Short problem — Print out every record exactly as it appears.

Given information —
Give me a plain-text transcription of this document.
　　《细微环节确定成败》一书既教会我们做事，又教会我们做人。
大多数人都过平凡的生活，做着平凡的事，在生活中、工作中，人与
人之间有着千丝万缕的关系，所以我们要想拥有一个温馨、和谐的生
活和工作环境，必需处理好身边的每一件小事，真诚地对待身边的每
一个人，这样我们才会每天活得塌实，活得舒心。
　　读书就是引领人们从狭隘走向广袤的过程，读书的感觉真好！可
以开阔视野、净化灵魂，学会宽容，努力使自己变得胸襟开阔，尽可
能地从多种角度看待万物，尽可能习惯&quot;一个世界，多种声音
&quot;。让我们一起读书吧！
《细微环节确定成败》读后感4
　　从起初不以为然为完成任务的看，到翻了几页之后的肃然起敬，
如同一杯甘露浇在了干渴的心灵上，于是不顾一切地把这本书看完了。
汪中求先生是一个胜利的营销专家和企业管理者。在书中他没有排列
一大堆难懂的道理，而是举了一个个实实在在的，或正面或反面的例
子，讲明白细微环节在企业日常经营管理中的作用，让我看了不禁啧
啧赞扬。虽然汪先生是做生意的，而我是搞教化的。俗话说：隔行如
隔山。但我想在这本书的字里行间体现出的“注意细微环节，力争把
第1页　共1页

Task output —
Give me a plain-text transcription of this document.
　　《细微环节确定成败》一书既教会我们做事，又教会我们做人。
大多数人都过平凡的生活，做着平凡的事，在生活中、工作中，人与
人之间有着千丝万缕的关系，所以我们要想拥有一个温馨、和谐的生
活和工作环境，必需处理好身边的每一件小事，真诚地对待身边的每
一个人，这样我们才会每天活得塌实，活得舒心。
　　读书就是引领人们从狭隘走向广袤的过程，读书的感觉真好！可
以开阔视野、净化灵魂，学会宽容，努力使自己变得胸襟开阔，尽可
能地从多种角度看待万物，尽可能习惯&quot;一个世界，多种声音
&quot;。让我们一起读书吧！
《细微环节确定成败》读后感4
　　从起初不以为然为完成任务的看，到翻了几页之后的肃然起敬，
如同一杯甘露浇在了干渴的心灵上，于是不顾一切地把这本书看完了。
汪中求先生是一个胜利的营销专家和企业管理者。在书中他没有排列
一大堆难懂的道理，而是举了一个个实实在在的，或正面或反面的例
子，讲明白细微环节在企业日常经营管理中的作用，让我看了不禁啧
啧赞扬。虽然汪先生是做生意的，而我是搞教化的。俗话说：隔行如
隔山。但我想在这本书的字里行间体现出的“注意细微环节，力争把
第1页　共1页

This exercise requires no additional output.